DATA LISTING ▸
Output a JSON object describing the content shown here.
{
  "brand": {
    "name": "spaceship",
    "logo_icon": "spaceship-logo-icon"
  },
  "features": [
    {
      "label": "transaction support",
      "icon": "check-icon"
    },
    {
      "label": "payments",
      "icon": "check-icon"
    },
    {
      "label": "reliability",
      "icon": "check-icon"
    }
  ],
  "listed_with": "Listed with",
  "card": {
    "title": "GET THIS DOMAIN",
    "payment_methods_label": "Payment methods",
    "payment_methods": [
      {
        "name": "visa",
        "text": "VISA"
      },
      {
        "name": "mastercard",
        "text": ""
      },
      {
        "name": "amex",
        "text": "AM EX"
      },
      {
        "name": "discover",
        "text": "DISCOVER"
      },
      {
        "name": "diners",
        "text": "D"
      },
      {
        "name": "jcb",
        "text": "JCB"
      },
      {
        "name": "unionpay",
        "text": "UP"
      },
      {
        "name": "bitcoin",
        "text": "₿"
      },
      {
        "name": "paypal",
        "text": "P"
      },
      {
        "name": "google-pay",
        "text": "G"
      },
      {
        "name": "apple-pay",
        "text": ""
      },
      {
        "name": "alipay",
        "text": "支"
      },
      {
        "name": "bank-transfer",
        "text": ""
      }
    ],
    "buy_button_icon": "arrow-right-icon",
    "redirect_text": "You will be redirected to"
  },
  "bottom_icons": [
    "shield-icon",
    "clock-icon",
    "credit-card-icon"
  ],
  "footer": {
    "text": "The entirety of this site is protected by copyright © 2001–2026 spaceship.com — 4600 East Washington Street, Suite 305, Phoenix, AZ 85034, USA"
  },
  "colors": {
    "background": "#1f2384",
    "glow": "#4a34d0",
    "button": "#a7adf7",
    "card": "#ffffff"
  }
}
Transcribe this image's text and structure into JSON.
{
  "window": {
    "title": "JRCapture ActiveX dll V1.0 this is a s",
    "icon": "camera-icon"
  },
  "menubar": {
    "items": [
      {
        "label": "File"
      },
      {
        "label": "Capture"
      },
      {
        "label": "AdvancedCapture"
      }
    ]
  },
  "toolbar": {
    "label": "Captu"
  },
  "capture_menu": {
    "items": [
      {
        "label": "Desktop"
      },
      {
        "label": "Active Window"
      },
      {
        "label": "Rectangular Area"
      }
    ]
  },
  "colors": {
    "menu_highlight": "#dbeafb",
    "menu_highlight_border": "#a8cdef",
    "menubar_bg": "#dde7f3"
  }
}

WRITTEN INSTRUCTION ▸
Extract the data exactly as given.

REPLY TO THE TASK ▸
Output a JSON object describing the content shown here.
{
  "brand": {
    "name": "spaceship",
    "logo_icon": "spaceship-logo-icon"
  },
  "features": [
    {
      "label": "transaction support",
      "icon": "check-icon"
    },
    {
      "label": "payments",
      "icon": "check-icon"
    },
    {
      "label": "reliability",
      "icon": "check-icon"
    }
  ],
  "listed_with": "Listed with",
  "card": {
    "title": "GET THIS DOMAIN",
    "payment_methods_label": "Payment methods",
    "payment_methods": [
      {
        "name": "visa",
        "text": "VISA"
      },
      {
        "name": "mastercard",
        "text": ""
      },
      {
        "name": "amex",
        "text": "AM EX"
      },
      {
        "name": "discover",
        "text": "DISCOVER"
      },
      {
        "name": "diners",
        "text": "D"
      },
      {
        "name": "jcb",
        "text": "JCB"
      },
      {
        "name": "unionpay",
        "text": "UP"
      },
      {
        "name": "bitcoin",
        "text": "₿"
      },
      {
        "name": "paypal",
        "text": "P"
      },
      {
        "name": "google-pay",
        "text": "G"
      },
      {
        "name": "apple-pay",
        "text": ""
      },
      {
        "name": "alipay",
        "text": "支"
      },
      {
        "name": "bank-transfer",
        "text": ""
      }
    ],
    "buy_button_icon": "arrow-right-icon",
    "redirect_text": "You will be redirected to"
  },
  "bottom_icons": [
    "shield-icon",
    "clock-icon",
    "credit-card-icon"
  ],
  "footer": {
    "text": "The entirety of this site is protected by copyright © 2001–2026 spaceship.com — 4600 East Washington Street, Suite 305, Phoenix, AZ 85034, USA"
  },
  "colors": {
    "background": "#1f2384",
    "glow": "#4a34d0",
    "button": "#a7adf7",
    "card": "#ffffff"
  }
}
Transcribe this image's text and structure into JSON.
{
  "window": {
    "title": "JRCapture ActiveX dll V1.0 this is a s",
    "icon": "camera-icon"
  },
  "menubar": {
    "items": [
      {
        "label": "File"
      },
      {
        "label": "Capture"
      },
      {
        "label": "AdvancedCapture"
      }
    ]
  },
  "toolbar": {
    "label": "Captu"
  },
  "capture_menu": {
    "items": [
      {
        "label": "Desktop"
      },
      {
        "label": "Active Window"
      },
      {
        "label": "Rectangular Area"
      }
    ]
  },
  "colors": {
    "menu_highlight": "#dbeafb",
    "menu_highlight_border": "#a8cdef",
    "menubar_bg": "#dde7f3"
  }
}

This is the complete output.